_EXERCISE REQUIREMENTS_. Rewrite every line of the material below as a numbered list, omitting any blank lines.

_Element boundary records_.
## start

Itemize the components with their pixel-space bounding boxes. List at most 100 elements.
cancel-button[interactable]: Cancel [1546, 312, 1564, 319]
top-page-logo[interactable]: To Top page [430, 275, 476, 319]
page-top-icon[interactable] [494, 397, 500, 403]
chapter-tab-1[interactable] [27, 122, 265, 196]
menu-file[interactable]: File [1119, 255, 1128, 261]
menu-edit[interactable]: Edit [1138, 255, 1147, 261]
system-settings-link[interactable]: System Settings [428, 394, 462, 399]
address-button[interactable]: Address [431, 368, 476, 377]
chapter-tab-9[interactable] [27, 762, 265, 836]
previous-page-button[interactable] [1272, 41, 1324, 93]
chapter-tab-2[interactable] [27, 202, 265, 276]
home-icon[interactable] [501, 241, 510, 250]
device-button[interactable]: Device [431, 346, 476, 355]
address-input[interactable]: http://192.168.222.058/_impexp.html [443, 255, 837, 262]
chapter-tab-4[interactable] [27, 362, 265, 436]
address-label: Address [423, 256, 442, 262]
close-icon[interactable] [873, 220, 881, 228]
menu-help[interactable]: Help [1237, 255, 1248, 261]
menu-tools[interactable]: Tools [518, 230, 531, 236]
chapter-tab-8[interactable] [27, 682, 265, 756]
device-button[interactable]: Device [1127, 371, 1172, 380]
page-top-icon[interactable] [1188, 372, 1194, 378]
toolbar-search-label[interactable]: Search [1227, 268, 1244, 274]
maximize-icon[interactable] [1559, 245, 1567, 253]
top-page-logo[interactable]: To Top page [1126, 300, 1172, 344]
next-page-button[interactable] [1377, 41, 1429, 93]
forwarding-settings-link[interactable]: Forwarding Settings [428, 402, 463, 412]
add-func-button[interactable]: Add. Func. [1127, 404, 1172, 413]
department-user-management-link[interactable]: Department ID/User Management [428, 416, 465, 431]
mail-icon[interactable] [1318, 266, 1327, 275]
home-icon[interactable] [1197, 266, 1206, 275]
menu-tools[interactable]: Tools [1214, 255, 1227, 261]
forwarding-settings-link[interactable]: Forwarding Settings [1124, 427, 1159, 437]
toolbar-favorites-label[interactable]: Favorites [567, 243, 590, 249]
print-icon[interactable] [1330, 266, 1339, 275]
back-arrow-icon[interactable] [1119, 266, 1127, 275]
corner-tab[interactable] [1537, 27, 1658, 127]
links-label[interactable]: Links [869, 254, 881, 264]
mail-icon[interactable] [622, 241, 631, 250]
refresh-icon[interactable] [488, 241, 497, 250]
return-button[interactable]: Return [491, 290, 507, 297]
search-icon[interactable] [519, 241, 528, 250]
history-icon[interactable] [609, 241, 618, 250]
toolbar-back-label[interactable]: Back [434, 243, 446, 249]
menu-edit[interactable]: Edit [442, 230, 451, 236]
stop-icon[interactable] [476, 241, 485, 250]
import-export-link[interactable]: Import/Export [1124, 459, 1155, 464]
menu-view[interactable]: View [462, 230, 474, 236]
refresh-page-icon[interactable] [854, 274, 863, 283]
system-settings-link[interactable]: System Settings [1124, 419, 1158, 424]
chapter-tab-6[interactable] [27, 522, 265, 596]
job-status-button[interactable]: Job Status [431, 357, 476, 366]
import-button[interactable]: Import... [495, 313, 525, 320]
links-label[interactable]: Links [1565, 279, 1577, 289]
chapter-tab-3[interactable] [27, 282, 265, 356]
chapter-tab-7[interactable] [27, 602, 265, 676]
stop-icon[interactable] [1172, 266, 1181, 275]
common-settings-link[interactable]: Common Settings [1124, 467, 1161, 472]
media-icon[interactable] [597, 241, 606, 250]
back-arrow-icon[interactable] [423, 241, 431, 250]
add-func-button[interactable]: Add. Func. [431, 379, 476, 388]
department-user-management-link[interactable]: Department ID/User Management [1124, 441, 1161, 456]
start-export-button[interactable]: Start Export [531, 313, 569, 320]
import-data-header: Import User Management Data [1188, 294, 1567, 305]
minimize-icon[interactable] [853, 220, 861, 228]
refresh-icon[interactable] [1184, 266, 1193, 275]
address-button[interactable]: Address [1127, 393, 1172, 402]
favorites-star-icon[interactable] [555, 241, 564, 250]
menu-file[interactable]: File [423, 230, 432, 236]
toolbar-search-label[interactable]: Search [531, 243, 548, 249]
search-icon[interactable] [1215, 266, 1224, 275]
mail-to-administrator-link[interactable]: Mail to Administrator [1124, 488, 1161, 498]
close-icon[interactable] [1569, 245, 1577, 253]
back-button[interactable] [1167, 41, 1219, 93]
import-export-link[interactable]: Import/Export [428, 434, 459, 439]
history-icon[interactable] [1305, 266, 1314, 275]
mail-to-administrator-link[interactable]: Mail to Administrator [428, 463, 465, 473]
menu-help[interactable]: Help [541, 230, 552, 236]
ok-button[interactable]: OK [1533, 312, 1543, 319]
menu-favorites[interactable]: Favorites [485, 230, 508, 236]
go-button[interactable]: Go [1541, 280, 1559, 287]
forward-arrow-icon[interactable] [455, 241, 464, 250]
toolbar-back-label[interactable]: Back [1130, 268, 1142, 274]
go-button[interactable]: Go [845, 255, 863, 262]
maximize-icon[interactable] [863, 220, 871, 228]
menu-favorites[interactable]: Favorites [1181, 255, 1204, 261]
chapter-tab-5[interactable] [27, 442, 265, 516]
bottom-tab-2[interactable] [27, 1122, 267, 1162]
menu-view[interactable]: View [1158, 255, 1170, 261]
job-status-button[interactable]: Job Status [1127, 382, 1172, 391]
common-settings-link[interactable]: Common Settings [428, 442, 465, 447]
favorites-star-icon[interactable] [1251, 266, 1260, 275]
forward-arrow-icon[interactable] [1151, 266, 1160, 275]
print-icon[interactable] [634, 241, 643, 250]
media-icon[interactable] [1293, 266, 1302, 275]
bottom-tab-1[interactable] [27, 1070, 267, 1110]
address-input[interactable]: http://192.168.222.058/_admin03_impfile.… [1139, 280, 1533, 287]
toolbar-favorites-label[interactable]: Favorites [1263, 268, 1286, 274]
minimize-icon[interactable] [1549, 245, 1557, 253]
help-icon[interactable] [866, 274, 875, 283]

## end

_THE REPLY_.
1. Itemize the components with their pixel-space bounding boxes. List at most 100 elements.
2. cancel-button[interactable]: Cancel [1546, 312, 1564, 319]
3. top-page-logo[interactable]: To Top page [430, 275, 476, 319]
4. page-top-icon[interactable] [494, 397, 500, 403]
5. chapter-tab-1[interactable] [27, 122, 265, 196]
6. menu-file[interactable]: File [1119, 255, 1128, 261]
7. menu-edit[interactable]: Edit [1138, 255, 1147, 261]
8. system-settings-link[interactable]: System Settings [428, 394, 462, 399]
9. address-button[interactable]: Address [431, 368, 476, 377]
10. chapter-tab-9[interactable] [27, 762, 265, 836]
11. previous-page-button[interactable] [1272, 41, 1324, 93]
12. chapter-tab-2[interactable] [27, 202, 265, 276]
13. home-icon[interactable] [501, 241, 510, 250]
14. device-button[interactable]: Device [431, 346, 476, 355]
15. address-input[interactable]: http://192.168.222.058/_impexp.html [443, 255, 837, 262]
16. chapter-tab-4[interactable] [27, 362, 265, 436]
17. address-label: Address [423, 256, 442, 262]
18. close-icon[interactable] [873, 220, 881, 228]
19. menu-help[interactable]: Help [1237, 255, 1248, 261]
20. menu-tools[interactable]: Tools [518, 230, 531, 236]
21. chapter-tab-8[interactable] [27, 682, 265, 756]
22. device-button[interactable]: Device [1127, 371, 1172, 380]
23. page-top-icon[interactable] [1188, 372, 1194, 378]
24. toolbar-search-label[interactable]: Search [1227, 268, 1244, 274]
25. maximize-icon[interactable] [1559, 245, 1567, 253]
26. top-page-logo[interactable]: To Top page [1126, 300, 1172, 344]
27. next-page-button[interactable] [1377, 41, 1429, 93]
28. forwarding-settings-link[interactable]: Forwarding Settings [428, 402, 463, 412]
29. add-func-button[interactable]: Add. Func. [1127, 404, 1172, 413]
30. department-user-management-link[interactable]: Department ID/User Management [428, 416, 465, 431]
31. mail-icon[interactable] [1318, 266, 1327, 275]
32. home-icon[interactable] [1197, 266, 1206, 275]
33. menu-tools[interactable]: Tools [1214, 255, 1227, 261]
34. forwarding-settings-link[interactable]: Forwarding Settings [1124, 427, 1159, 437]
35. toolbar-favorites-label[interactable]: Favorites [567, 243, 590, 249]
36. print-icon[interactable] [1330, 266, 1339, 275]
37. back-arrow-icon[interactable] [1119, 266, 1127, 275]
38. corner-tab[interactable] [1537, 27, 1658, 127]
39. links-label[interactable]: Links [869, 254, 881, 264]
40. mail-icon[interactable] [622, 241, 631, 250]
41. refresh-icon[interactable] [488, 241, 497, 250]
42. return-button[interactable]: Return [491, 290, 507, 297]
43. search-icon[interactable] [519, 241, 528, 250]
44. history-icon[interactable] [609, 241, 618, 250]
45. toolbar-back-label[interactable]: Back [434, 243, 446, 249]
46. menu-edit[interactable]: Edit [442, 230, 451, 236]
47. stop-icon[interactable] [476, 241, 485, 250]
48. import-export-link[interactable]: Import/Export [1124, 459, 1155, 464]
49. menu-view[interactable]: View [462, 230, 474, 236]
50. refresh-page-icon[interactable] [854, 274, 863, 283]
51. system-settings-link[interactable]: System Settings [1124, 419, 1158, 424]
52. chapter-tab-6[interactable] [27, 522, 265, 596]
53. job-status-button[interactable]: Job Status [431, 357, 476, 366]
54. import-button[interactable]: Import... [495, 313, 525, 320]
55. links-label[interactable]: Links [1565, 279, 1577, 289]
56. chapter-tab-3[interactable] [27, 282, 265, 356]
57. chapter-tab-7[interactable] [27, 602, 265, 676]
58. stop-icon[interactable] [1172, 266, 1181, 275]
59. common-settings-link[interactable]: Common Settings [1124, 467, 1161, 472]
60. media-icon[interactable] [597, 241, 606, 250]
61. back-arrow-icon[interactable] [423, 241, 431, 250]
62. add-func-button[interactable]: Add. Func. [431, 379, 476, 388]
63. department-user-management-link[interactable]: Department ID/User Management [1124, 441, 1161, 456]
64. start-export-button[interactable]: Start Export [531, 313, 569, 320]
65. import-data-header: Import User Management Data [1188, 294, 1567, 305]
66. minimize-icon[interactable] [853, 220, 861, 228]
67. refresh-icon[interactable] [1184, 266, 1193, 275]
68. address-button[interactable]: Address [1127, 393, 1172, 402]
69. favorites-star-icon[interactable] [555, 241, 564, 250]
70. menu-file[interactable]: File [423, 230, 432, 236]
71. toolbar-search-label[interactable]: Search [531, 243, 548, 249]
72. search-icon[interactable] [1215, 266, 1224, 275]
73. mail-to-administrator-link[interactable]: Mail to Administrator [1124, 488, 1161, 498]
74. close-icon[interactable] [1569, 245, 1577, 253]
75. back-button[interactable] [1167, 41, 1219, 93]
76. import-export-link[interactable]: Import/Export [428, 434, 459, 439]
77. history-icon[interactable] [1305, 266, 1314, 275]
78. mail-to-administrator-link[interactable]: Mail to Administrator [428, 463, 465, 473]
79. menu-help[interactable]: Help [541, 230, 552, 236]
80. ok-button[interactable]: OK [1533, 312, 1543, 319]
81. menu-favorites[interactable]: Favorites [485, 230, 508, 236]
82. go-button[interactable]: Go [1541, 280, 1559, 287]
83. forward-arrow-icon[interactable] [455, 241, 464, 250]
84. toolbar-back-label[interactable]: Back [1130, 268, 1142, 274]
85. go-button[interactable]: Go [845, 255, 863, 262]
86. maximize-icon[interactable] [863, 220, 871, 228]
87. menu-favorites[interactable]: Favorites [1181, 255, 1204, 261]
88. chapter-tab-5[interactable] [27, 442, 265, 516]
89. bottom-tab-2[interactable] [27, 1122, 267, 1162]
90. menu-view[interactable]: View [1158, 255, 1170, 261]
91. job-status-button[interactable]: Job Status [1127, 382, 1172, 391]
92. common-settings-link[interactable]: Common Settings [428, 442, 465, 447]
93. favorites-star-icon[interactable] [1251, 266, 1260, 275]
94. forward-arrow-icon[interactable] [1151, 266, 1160, 275]
95. print-icon[interactable] [634, 241, 643, 250]
96. media-icon[interactable] [1293, 266, 1302, 275]
97. bottom-tab-1[interactable] [27, 1070, 267, 1110]
98. address-input[interactable]: http://192.168.222.058/_admin03_impfile.… [1139, 280, 1533, 287]
99. toolbar-favorites-label[interactable]: Favorites [1263, 268, 1286, 274]
100. minimize-icon[interactable] [1549, 245, 1557, 253]
101. help-icon[interactable] [866, 274, 875, 283]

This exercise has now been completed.